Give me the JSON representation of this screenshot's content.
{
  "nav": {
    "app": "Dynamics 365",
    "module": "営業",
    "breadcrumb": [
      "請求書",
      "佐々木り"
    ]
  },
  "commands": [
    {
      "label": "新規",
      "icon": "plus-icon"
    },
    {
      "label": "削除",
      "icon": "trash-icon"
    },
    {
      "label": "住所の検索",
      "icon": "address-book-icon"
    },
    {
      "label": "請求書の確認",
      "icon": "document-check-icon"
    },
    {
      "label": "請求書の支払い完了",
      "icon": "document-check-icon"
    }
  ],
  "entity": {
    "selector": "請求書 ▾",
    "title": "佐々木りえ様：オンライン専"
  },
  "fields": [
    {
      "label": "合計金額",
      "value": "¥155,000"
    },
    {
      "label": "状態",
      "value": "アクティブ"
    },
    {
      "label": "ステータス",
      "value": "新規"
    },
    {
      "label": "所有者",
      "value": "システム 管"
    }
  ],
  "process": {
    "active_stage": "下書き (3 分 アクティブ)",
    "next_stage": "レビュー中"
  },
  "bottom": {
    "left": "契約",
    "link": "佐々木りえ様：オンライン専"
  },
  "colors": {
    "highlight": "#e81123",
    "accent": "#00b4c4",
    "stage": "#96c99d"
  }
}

[Problem statement] Lines containing the string "オンライン専" are to be selected and copied.

[Problem solution]
    "title": "佐々木りえ様：オンライン専"
    "link": "佐々木りえ様：オンライン専"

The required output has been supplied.